◆ Task prompt:
Return the listing below exactly, with the pictures dropped.

◆ Records from a data collection:

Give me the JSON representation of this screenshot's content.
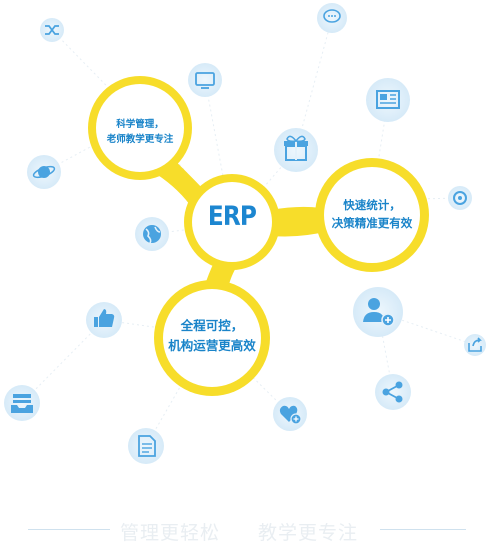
{
  "center": {
    "label": "ERP"
  },
  "bubbles": {
    "science": {
      "line1": "科学管理，",
      "line2": "老师教学更专注"
    },
    "stats": {
      "line1": "快速统计，",
      "line2": "决策精准更有效"
    },
    "control": {
      "line1": "全程可控，",
      "line2": "机构运营更高效"
    }
  },
  "footer": {
    "left": "管理更轻松",
    "right": "教学更专注"
  },
  "colors": {
    "yellow": "#f7dd2a",
    "accent": "#1a84c9",
    "icon_bg": "#e3f1fb",
    "icon_fg": "#4aa3e0"
  },
  "icons": [
    "shuffle-icon",
    "chat-icon",
    "monitor-icon",
    "newspaper-icon",
    "planet-icon",
    "gift-icon",
    "aperture-icon",
    "globe-icon",
    "add-user-icon",
    "thumbs-up-icon",
    "share-box-icon",
    "tray-icon",
    "heart-icon",
    "share-icon",
    "document-icon"
  ]
}
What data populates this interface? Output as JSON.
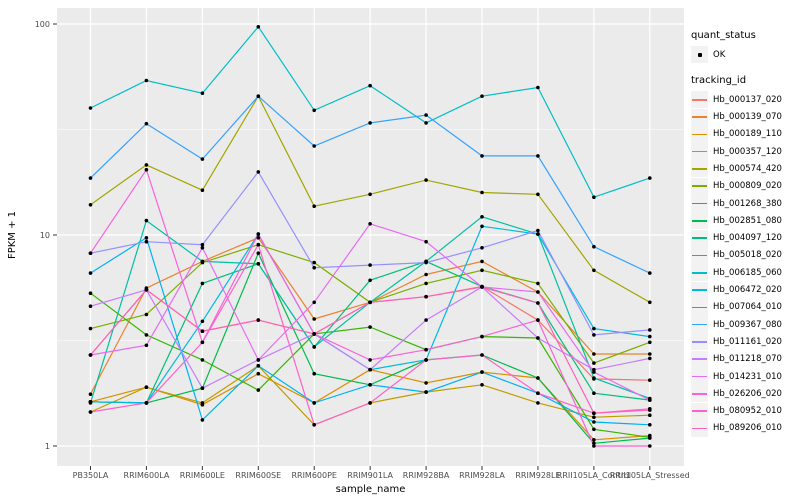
{
  "figure": {
    "x_axis_title": "sample_name",
    "y_axis_title": "FPKM + 1",
    "y_tick_labels": [
      "100",
      "10",
      "1"
    ],
    "legend": {
      "quant_status_title": "quant_status",
      "quant_status_items": [
        {
          "label": "OK",
          "marker": "black-point"
        }
      ],
      "tracking_id_title": "tracking_id"
    },
    "colors": {
      "panel_background": "#EBEBEB",
      "grid": "#FFFFFF",
      "axis_text": "#4D4D4D",
      "tick_mark": "#333333",
      "point": "#000000",
      "legend_key_background": "#F2F2F2"
    }
  },
  "chart_data": {
    "type": "line",
    "title": "",
    "xlabel": "sample_name",
    "ylabel": "FPKM + 1",
    "y_scale": "log10",
    "y_ticks": [
      1,
      10,
      100
    ],
    "y_minor_ticks": [
      3.162,
      31.62
    ],
    "ylim_log": [
      0.9,
      110
    ],
    "grid": true,
    "legend_position": "right",
    "point_marker": "black dot on every value (quant_status OK)",
    "categories": [
      "PB350LA",
      "RRIM600LA",
      "RRIM600LE",
      "RRIM600SE",
      "RRIM600PE",
      "RRIM901LA",
      "RRIM928BA",
      "RRIM928LA",
      "RRIM928LE",
      "RRII105LA_Control",
      "RRII105LA_Stressed"
    ],
    "series": [
      {
        "name": "Hb_000137_020",
        "color": "#F8766D",
        "values": [
          2.7,
          5.5,
          3.5,
          3.95,
          3.4,
          4.8,
          5.1,
          5.7,
          3.95,
          2.08,
          2.05
        ]
      },
      {
        "name": "Hb_000139_070",
        "color": "#EA8331",
        "values": [
          1.76,
          5.6,
          7.5,
          9.7,
          4.0,
          4.8,
          6.5,
          7.5,
          5.37,
          2.73,
          2.73
        ]
      },
      {
        "name": "Hb_000189_110",
        "color": "#D89000",
        "values": [
          1.62,
          1.9,
          1.57,
          2.2,
          1.6,
          2.3,
          1.99,
          2.24,
          2.1,
          1.07,
          1.12
        ]
      },
      {
        "name": "Hb_000357_120",
        "color": "#C09B00",
        "values": [
          1.45,
          1.9,
          1.6,
          2.4,
          1.26,
          1.6,
          1.8,
          1.95,
          1.6,
          1.37,
          1.4
        ]
      },
      {
        "name": "Hb_000574_420",
        "color": "#A3A500",
        "values": [
          13.9,
          21.5,
          16.3,
          45.5,
          13.7,
          15.6,
          18.2,
          15.9,
          15.6,
          6.8,
          4.8
        ]
      },
      {
        "name": "Hb_000809_020",
        "color": "#7CAE00",
        "values": [
          3.6,
          4.2,
          7.4,
          9.0,
          7.4,
          4.8,
          5.9,
          6.8,
          5.9,
          2.47,
          3.1
        ]
      },
      {
        "name": "Hb_001268_380",
        "color": "#39B600",
        "values": [
          5.3,
          3.36,
          2.56,
          1.84,
          3.4,
          3.66,
          2.86,
          3.3,
          3.25,
          1.2,
          1.1
        ]
      },
      {
        "name": "Hb_002851_080",
        "color": "#00BB4E",
        "values": [
          1.62,
          1.6,
          1.88,
          8.2,
          2.2,
          1.95,
          2.56,
          2.7,
          2.1,
          1.03,
          1.09
        ]
      },
      {
        "name": "Hb_004097_120",
        "color": "#00BF7D",
        "values": [
          1.62,
          1.6,
          5.9,
          7.3,
          2.95,
          6.1,
          7.5,
          5.7,
          4.76,
          1.78,
          1.65
        ]
      },
      {
        "name": "Hb_005018_020",
        "color": "#00C1A3",
        "values": [
          1.6,
          11.7,
          7.5,
          7.3,
          2.95,
          4.8,
          7.5,
          12.2,
          10.1,
          2.1,
          1.68
        ]
      },
      {
        "name": "Hb_006185_060",
        "color": "#00BFC4",
        "values": [
          40,
          54,
          47,
          97,
          39,
          51,
          34,
          45.5,
          50,
          15.1,
          18.6
        ]
      },
      {
        "name": "Hb_006472_020",
        "color": "#00BAE0",
        "values": [
          1.62,
          1.6,
          3.9,
          10.1,
          3.4,
          2.3,
          2.56,
          11.0,
          10.1,
          3.6,
          3.3
        ]
      },
      {
        "name": "Hb_007064_010",
        "color": "#00B0F6",
        "values": [
          6.6,
          9.7,
          1.33,
          2.4,
          1.6,
          1.95,
          1.8,
          2.24,
          1.78,
          1.3,
          1.26
        ]
      },
      {
        "name": "Hb_009367_080",
        "color": "#35A2FF",
        "values": [
          18.6,
          33.7,
          22.9,
          45.5,
          26.4,
          34,
          37,
          23.7,
          23.7,
          8.8,
          6.6
        ]
      },
      {
        "name": "Hb_011161_020",
        "color": "#9590FF",
        "values": [
          8.2,
          9.3,
          9.0,
          19.9,
          7.0,
          7.2,
          7.4,
          8.7,
          10.5,
          3.36,
          3.55
        ]
      },
      {
        "name": "Hb_011218_070",
        "color": "#C77CFF",
        "values": [
          4.6,
          5.5,
          1.88,
          2.56,
          3.4,
          2.3,
          3.95,
          5.67,
          3.25,
          2.3,
          2.6
        ]
      },
      {
        "name": "Hb_014231_010",
        "color": "#E76BF3",
        "values": [
          2.7,
          3.0,
          8.7,
          2.56,
          4.8,
          11.3,
          9.3,
          5.67,
          5.37,
          2.24,
          1.65
        ]
      },
      {
        "name": "Hb_026206_020",
        "color": "#FA62DB",
        "values": [
          8.2,
          20.4,
          3.1,
          10.1,
          3.4,
          2.56,
          2.86,
          3.3,
          3.95,
          1.0,
          1.0
        ]
      },
      {
        "name": "Hb_080952_010",
        "color": "#FF61CC",
        "values": [
          1.45,
          1.6,
          3.1,
          9.0,
          1.26,
          1.6,
          2.56,
          2.7,
          1.78,
          1.43,
          1.48
        ]
      },
      {
        "name": "Hb_089206_010",
        "color": "#FF62BC",
        "values": [
          2.7,
          5.5,
          3.5,
          3.95,
          3.4,
          4.8,
          5.1,
          5.67,
          4.76,
          1.43,
          1.5
        ]
      }
    ]
  }
}
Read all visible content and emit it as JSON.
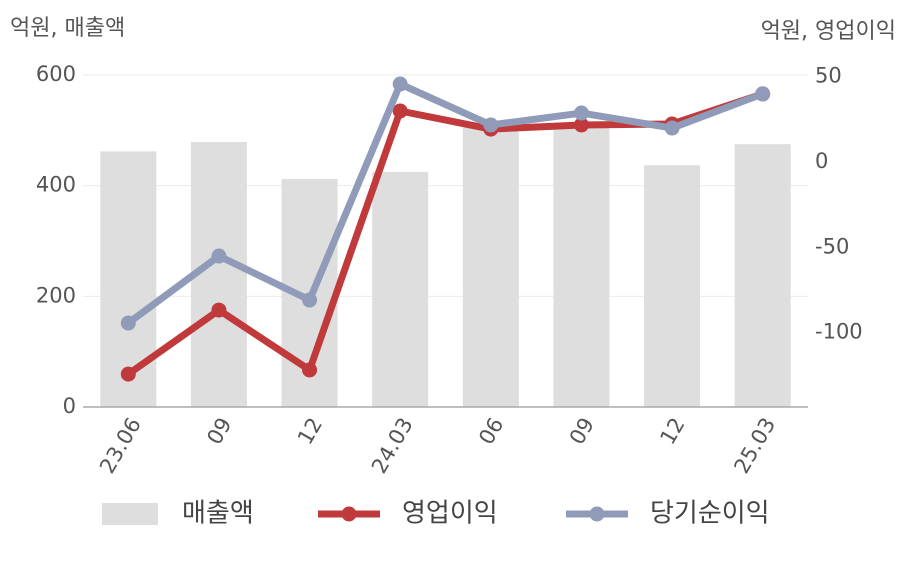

◆ Task result:
Give me the JSON representation of this screenshot's content.
{
  "center": {
    "label": "ERP"
  },
  "bubbles": {
    "science": {
      "line1": "科学管理，",
      "line2": "老师教学更专注"
    },
    "stats": {
      "line1": "快速统计，",
      "line2": "决策精准更有效"
    },
    "control": {
      "line1": "全程可控，",
      "line2": "机构运营更高效"
    }
  },
  "footer": {
    "left": "管理更轻松",
    "right": "教学更专注"
  },
  "colors": {
    "yellow": "#f7dd2a",
    "accent": "#1a84c9",
    "icon_bg": "#e3f1fb",
    "icon_fg": "#4aa3e0"
  },
  "icons": [
    "shuffle-icon",
    "chat-icon",
    "monitor-icon",
    "newspaper-icon",
    "planet-icon",
    "gift-icon",
    "aperture-icon",
    "globe-icon",
    "add-user-icon",
    "thumbs-up-icon",
    "share-box-icon",
    "tray-icon",
    "heart-icon",
    "share-icon",
    "document-icon"
  ]
}
What data populates this interface? Output as JSON.
{
  "figure": {
    "x_axis_title": "sample_name",
    "y_axis_title": "FPKM + 1",
    "y_tick_labels": [
      "100",
      "10",
      "1"
    ],
    "legend": {
      "quant_status_title": "quant_status",
      "quant_status_items": [
        {
          "label": "OK",
          "marker": "black-point"
        }
      ],
      "tracking_id_title": "tracking_id"
    },
    "colors": {
      "panel_background": "#EBEBEB",
      "grid": "#FFFFFF",
      "axis_text": "#4D4D4D",
      "tick_mark": "#333333",
      "point": "#000000",
      "legend_key_background": "#F2F2F2"
    }
  },
  "chart_data": {
    "type": "line",
    "title": "",
    "xlabel": "sample_name",
    "ylabel": "FPKM + 1",
    "y_scale": "log10",
    "y_ticks": [
      1,
      10,
      100
    ],
    "y_minor_ticks": [
      3.162,
      31.62
    ],
    "ylim_log": [
      0.9,
      110
    ],
    "grid": true,
    "legend_position": "right",
    "point_marker": "black dot on every value (quant_status OK)",
    "categories": [
      "PB350LA",
      "RRIM600LA",
      "RRIM600LE",
      "RRIM600SE",
      "RRIM600PE",
      "RRIM901LA",
      "RRIM928BA",
      "RRIM928LA",
      "RRIM928LE",
      "RRII105LA_Control",
      "RRII105LA_Stressed"
    ],
    "series": [
      {
        "name": "Hb_000137_020",
        "color": "#F8766D",
        "values": [
          2.7,
          5.5,
          3.5,
          3.95,
          3.4,
          4.8,
          5.1,
          5.7,
          3.95,
          2.08,
          2.05
        ]
      },
      {
        "name": "Hb_000139_070",
        "color": "#EA8331",
        "values": [
          1.76,
          5.6,
          7.5,
          9.7,
          4.0,
          4.8,
          6.5,
          7.5,
          5.37,
          2.73,
          2.73
        ]
      },
      {
        "name": "Hb_000189_110",
        "color": "#D89000",
        "values": [
          1.62,
          1.9,
          1.57,
          2.2,
          1.6,
          2.3,
          1.99,
          2.24,
          2.1,
          1.07,
          1.12
        ]
      },
      {
        "name": "Hb_000357_120",
        "color": "#C09B00",
        "values": [
          1.45,
          1.9,
          1.6,
          2.4,
          1.26,
          1.6,
          1.8,
          1.95,
          1.6,
          1.37,
          1.4
        ]
      },
      {
        "name": "Hb_000574_420",
        "color": "#A3A500",
        "values": [
          13.9,
          21.5,
          16.3,
          45.5,
          13.7,
          15.6,
          18.2,
          15.9,
          15.6,
          6.8,
          4.8
        ]
      },
      {
        "name": "Hb_000809_020",
        "color": "#7CAE00",
        "values": [
          3.6,
          4.2,
          7.4,
          9.0,
          7.4,
          4.8,
          5.9,
          6.8,
          5.9,
          2.47,
          3.1
        ]
      },
      {
        "name": "Hb_001268_380",
        "color": "#39B600",
        "values": [
          5.3,
          3.36,
          2.56,
          1.84,
          3.4,
          3.66,
          2.86,
          3.3,
          3.25,
          1.2,
          1.1
        ]
      },
      {
        "name": "Hb_002851_080",
        "color": "#00BB4E",
        "values": [
          1.62,
          1.6,
          1.88,
          8.2,
          2.2,
          1.95,
          2.56,
          2.7,
          2.1,
          1.03,
          1.09
        ]
      },
      {
        "name": "Hb_004097_120",
        "color": "#00BF7D",
        "values": [
          1.62,
          1.6,
          5.9,
          7.3,
          2.95,
          6.1,
          7.5,
          5.7,
          4.76,
          1.78,
          1.65
        ]
      },
      {
        "name": "Hb_005018_020",
        "color": "#00C1A3",
        "values": [
          1.6,
          11.7,
          7.5,
          7.3,
          2.95,
          4.8,
          7.5,
          12.2,
          10.1,
          2.1,
          1.68
        ]
      },
      {
        "name": "Hb_006185_060",
        "color": "#00BFC4",
        "values": [
          40,
          54,
          47,
          97,
          39,
          51,
          34,
          45.5,
          50,
          15.1,
          18.6
        ]
      },
      {
        "name": "Hb_006472_020",
        "color": "#00BAE0",
        "values": [
          1.62,
          1.6,
          3.9,
          10.1,
          3.4,
          2.3,
          2.56,
          11.0,
          10.1,
          3.6,
          3.3
        ]
      },
      {
        "name": "Hb_007064_010",
        "color": "#00B0F6",
        "values": [
          6.6,
          9.7,
          1.33,
          2.4,
          1.6,
          1.95,
          1.8,
          2.24,
          1.78,
          1.3,
          1.26
        ]
      },
      {
        "name": "Hb_009367_080",
        "color": "#35A2FF",
        "values": [
          18.6,
          33.7,
          22.9,
          45.5,
          26.4,
          34,
          37,
          23.7,
          23.7,
          8.8,
          6.6
        ]
      },
      {
        "name": "Hb_011161_020",
        "color": "#9590FF",
        "values": [
          8.2,
          9.3,
          9.0,
          19.9,
          7.0,
          7.2,
          7.4,
          8.7,
          10.5,
          3.36,
          3.55
        ]
      },
      {
        "name": "Hb_011218_070",
        "color": "#C77CFF",
        "values": [
          4.6,
          5.5,
          1.88,
          2.56,
          3.4,
          2.3,
          3.95,
          5.67,
          3.25,
          2.3,
          2.6
        ]
      },
      {
        "name": "Hb_014231_010",
        "color": "#E76BF3",
        "values": [
          2.7,
          3.0,
          8.7,
          2.56,
          4.8,
          11.3,
          9.3,
          5.67,
          5.37,
          2.24,
          1.65
        ]
      },
      {
        "name": "Hb_026206_020",
        "color": "#FA62DB",
        "values": [
          8.2,
          20.4,
          3.1,
          10.1,
          3.4,
          2.56,
          2.86,
          3.3,
          3.95,
          1.0,
          1.0
        ]
      },
      {
        "name": "Hb_080952_010",
        "color": "#FF61CC",
        "values": [
          1.45,
          1.6,
          3.1,
          9.0,
          1.26,
          1.6,
          2.56,
          2.7,
          1.78,
          1.43,
          1.48
        ]
      },
      {
        "name": "Hb_089206_010",
        "color": "#FF62BC",
        "values": [
          2.7,
          5.5,
          3.5,
          3.95,
          3.4,
          4.8,
          5.1,
          5.67,
          4.76,
          1.43,
          1.5
        ]
      }
    ]
  }
}
Read all visible content and emit it as JSON.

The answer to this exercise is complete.